____ Task material

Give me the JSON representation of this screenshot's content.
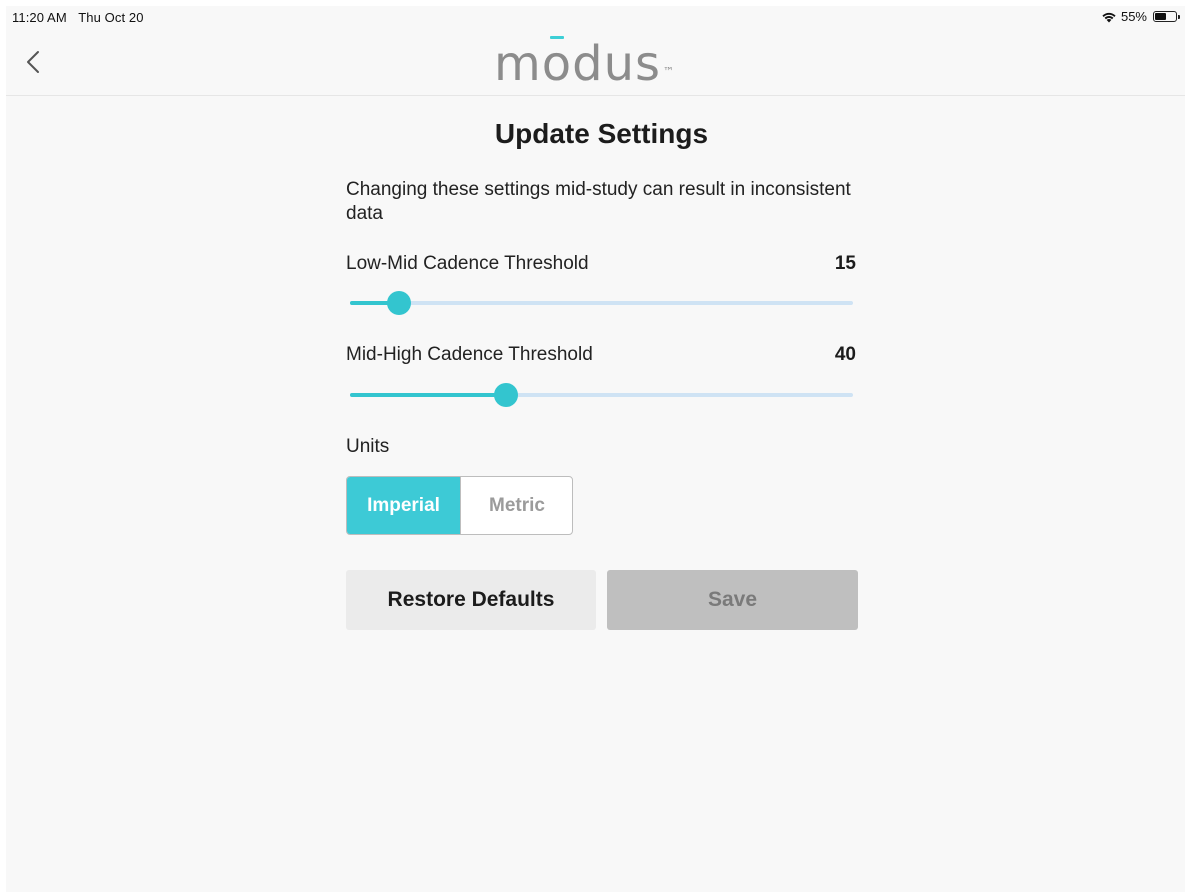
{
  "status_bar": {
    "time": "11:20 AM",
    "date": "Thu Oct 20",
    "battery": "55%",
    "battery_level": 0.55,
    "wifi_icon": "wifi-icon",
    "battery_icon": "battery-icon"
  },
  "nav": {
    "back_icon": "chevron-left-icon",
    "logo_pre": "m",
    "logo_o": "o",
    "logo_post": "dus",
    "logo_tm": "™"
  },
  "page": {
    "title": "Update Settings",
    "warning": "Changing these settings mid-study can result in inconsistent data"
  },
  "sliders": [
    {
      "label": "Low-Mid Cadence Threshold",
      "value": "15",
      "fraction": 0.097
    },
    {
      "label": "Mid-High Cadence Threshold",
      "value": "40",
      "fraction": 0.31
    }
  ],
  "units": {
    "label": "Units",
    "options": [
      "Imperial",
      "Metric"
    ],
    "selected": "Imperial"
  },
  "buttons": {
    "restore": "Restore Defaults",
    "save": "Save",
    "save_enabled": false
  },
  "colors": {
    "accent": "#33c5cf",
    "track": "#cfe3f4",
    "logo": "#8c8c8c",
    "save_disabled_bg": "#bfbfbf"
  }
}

________
____ Task material

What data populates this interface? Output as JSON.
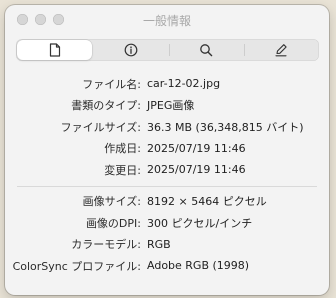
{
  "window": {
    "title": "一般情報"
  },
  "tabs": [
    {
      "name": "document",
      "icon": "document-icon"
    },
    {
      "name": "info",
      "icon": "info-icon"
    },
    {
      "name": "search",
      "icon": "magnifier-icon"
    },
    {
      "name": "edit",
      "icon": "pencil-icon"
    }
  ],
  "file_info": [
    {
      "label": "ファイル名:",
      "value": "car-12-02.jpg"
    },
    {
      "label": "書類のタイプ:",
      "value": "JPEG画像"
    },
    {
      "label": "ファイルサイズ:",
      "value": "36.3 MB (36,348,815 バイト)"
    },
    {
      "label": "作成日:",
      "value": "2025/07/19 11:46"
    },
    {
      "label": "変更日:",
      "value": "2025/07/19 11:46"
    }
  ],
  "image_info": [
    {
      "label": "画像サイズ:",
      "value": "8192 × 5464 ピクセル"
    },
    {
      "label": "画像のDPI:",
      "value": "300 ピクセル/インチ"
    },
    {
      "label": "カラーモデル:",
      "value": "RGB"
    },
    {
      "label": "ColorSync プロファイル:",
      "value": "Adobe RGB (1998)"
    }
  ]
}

________

Each line that contains the string "Cadence" counts once; say how many there are and nothing else.

* _Output for this exercise_
2